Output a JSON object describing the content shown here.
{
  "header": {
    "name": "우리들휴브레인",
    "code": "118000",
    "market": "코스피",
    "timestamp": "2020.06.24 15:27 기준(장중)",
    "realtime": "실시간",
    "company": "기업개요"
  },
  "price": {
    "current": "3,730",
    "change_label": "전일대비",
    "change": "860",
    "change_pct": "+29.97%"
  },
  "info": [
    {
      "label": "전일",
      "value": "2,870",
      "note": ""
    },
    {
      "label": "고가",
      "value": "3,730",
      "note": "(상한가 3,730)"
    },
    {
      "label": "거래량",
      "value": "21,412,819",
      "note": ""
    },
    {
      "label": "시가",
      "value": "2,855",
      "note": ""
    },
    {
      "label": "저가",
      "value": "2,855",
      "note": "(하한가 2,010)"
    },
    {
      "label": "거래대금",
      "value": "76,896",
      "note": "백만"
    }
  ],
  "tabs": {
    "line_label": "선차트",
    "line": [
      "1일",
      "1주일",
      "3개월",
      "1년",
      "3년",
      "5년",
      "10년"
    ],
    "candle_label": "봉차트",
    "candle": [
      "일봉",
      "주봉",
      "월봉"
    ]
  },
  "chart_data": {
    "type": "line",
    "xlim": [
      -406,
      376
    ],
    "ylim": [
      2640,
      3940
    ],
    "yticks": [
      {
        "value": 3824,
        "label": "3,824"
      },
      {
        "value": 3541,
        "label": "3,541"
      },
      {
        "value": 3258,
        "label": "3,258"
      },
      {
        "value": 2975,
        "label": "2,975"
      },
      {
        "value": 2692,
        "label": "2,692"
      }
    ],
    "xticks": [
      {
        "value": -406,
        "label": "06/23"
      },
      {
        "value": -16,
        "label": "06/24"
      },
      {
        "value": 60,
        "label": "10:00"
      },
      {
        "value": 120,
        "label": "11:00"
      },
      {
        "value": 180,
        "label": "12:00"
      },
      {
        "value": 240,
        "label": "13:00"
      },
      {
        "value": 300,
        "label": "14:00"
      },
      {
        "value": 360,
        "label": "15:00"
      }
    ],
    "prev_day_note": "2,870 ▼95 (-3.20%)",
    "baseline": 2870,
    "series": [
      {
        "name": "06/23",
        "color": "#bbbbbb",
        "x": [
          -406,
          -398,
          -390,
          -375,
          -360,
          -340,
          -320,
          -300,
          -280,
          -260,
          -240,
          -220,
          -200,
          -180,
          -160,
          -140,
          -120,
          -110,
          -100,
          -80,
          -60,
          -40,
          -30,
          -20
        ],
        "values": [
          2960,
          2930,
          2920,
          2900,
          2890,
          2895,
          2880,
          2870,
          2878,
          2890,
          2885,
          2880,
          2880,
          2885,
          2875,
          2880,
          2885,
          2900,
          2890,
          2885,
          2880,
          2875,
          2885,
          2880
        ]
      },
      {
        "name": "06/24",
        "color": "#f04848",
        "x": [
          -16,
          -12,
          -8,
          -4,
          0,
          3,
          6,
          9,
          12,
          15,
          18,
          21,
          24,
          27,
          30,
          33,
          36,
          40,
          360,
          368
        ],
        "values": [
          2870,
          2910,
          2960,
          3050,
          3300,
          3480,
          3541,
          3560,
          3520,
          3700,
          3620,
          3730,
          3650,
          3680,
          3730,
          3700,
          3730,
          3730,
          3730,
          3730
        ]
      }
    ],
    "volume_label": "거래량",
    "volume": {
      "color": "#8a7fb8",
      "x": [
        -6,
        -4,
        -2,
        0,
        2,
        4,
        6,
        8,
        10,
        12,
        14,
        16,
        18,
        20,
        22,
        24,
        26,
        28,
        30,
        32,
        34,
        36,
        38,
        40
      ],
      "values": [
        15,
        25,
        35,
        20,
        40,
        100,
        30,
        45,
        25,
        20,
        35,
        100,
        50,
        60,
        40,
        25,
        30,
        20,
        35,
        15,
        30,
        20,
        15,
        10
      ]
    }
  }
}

○ ○ ○ ○ ○

Task statement: Repeat the listing in full, keeping every line exactly as it is.

Result of the task:
Output a JSON object describing the content shown here.
{
  "header": {
    "name": "우리들휴브레인",
    "code": "118000",
    "market": "코스피",
    "timestamp": "2020.06.24 15:27 기준(장중)",
    "realtime": "실시간",
    "company": "기업개요"
  },
  "price": {
    "current": "3,730",
    "change_label": "전일대비",
    "change": "860",
    "change_pct": "+29.97%"
  },
  "info": [
    {
      "label": "전일",
      "value": "2,870",
      "note": ""
    },
    {
      "label": "고가",
      "value": "3,730",
      "note": "(상한가 3,730)"
    },
    {
      "label": "거래량",
      "value": "21,412,819",
      "note": ""
    },
    {
      "label": "시가",
      "value": "2,855",
      "note": ""
    },
    {
      "label": "저가",
      "value": "2,855",
      "note": "(하한가 2,010)"
    },
    {
      "label": "거래대금",
      "value": "76,896",
      "note": "백만"
    }
  ],
  "tabs": {
    "line_label": "선차트",
    "line": [
      "1일",
      "1주일",
      "3개월",
      "1년",
      "3년",
      "5년",
      "10년"
    ],
    "candle_label": "봉차트",
    "candle": [
      "일봉",
      "주봉",
      "월봉"
    ]
  },
  "chart_data": {
    "type": "line",
    "xlim": [
      -406,
      376
    ],
    "ylim": [
      2640,
      3940
    ],
    "yticks": [
      {
        "value": 3824,
        "label": "3,824"
      },
      {
        "value": 3541,
        "label": "3,541"
      },
      {
        "value": 3258,
        "label": "3,258"
      },
      {
        "value": 2975,
        "label": "2,975"
      },
      {
        "value": 2692,
        "label": "2,692"
      }
    ],
    "xticks": [
      {
        "value": -406,
        "label": "06/23"
      },
      {
        "value": -16,
        "label": "06/24"
      },
      {
        "value": 60,
        "label": "10:00"
      },
      {
        "value": 120,
        "label": "11:00"
      },
      {
        "value": 180,
        "label": "12:00"
      },
      {
        "value": 240,
        "label": "13:00"
      },
      {
        "value": 300,
        "label": "14:00"
      },
      {
        "value": 360,
        "label": "15:00"
      }
    ],
    "prev_day_note": "2,870 ▼95 (-3.20%)",
    "baseline": 2870,
    "series": [
      {
        "name": "06/23",
        "color": "#bbbbbb",
        "x": [
          -406,
          -398,
          -390,
          -375,
          -360,
          -340,
          -320,
          -300,
          -280,
          -260,
          -240,
          -220,
          -200,
          -180,
          -160,
          -140,
          -120,
          -110,
          -100,
          -80,
          -60,
          -40,
          -30,
          -20
        ],
        "values": [
          2960,
          2930,
          2920,
          2900,
          2890,
          2895,
          2880,
          2870,
          2878,
          2890,
          2885,
          2880,
          2880,
          2885,
          2875,
          2880,
          2885,
          2900,
          2890,
          2885,
          2880,
          2875,
          2885,
          2880
        ]
      },
      {
        "name": "06/24",
        "color": "#f04848",
        "x": [
          -16,
          -12,
          -8,
          -4,
          0,
          3,
          6,
          9,
          12,
          15,
          18,
          21,
          24,
          27,
          30,
          33,
          36,
          40,
          360,
          368
        ],
        "values": [
          2870,
          2910,
          2960,
          3050,
          3300,
          3480,
          3541,
          3560,
          3520,
          3700,
          3620,
          3730,
          3650,
          3680,
          3730,
          3700,
          3730,
          3730,
          3730,
          3730
        ]
      }
    ],
    "volume_label": "거래량",
    "volume": {
      "color": "#8a7fb8",
      "x": [
        -6,
        -4,
        -2,
        0,
        2,
        4,
        6,
        8,
        10,
        12,
        14,
        16,
        18,
        20,
        22,
        24,
        26,
        28,
        30,
        32,
        34,
        36,
        38,
        40
      ],
      "values": [
        15,
        25,
        35,
        20,
        40,
        100,
        30,
        45,
        25,
        20,
        35,
        100,
        50,
        60,
        40,
        25,
        30,
        20,
        35,
        15,
        30,
        20,
        15,
        10
      ]
    }
  }
}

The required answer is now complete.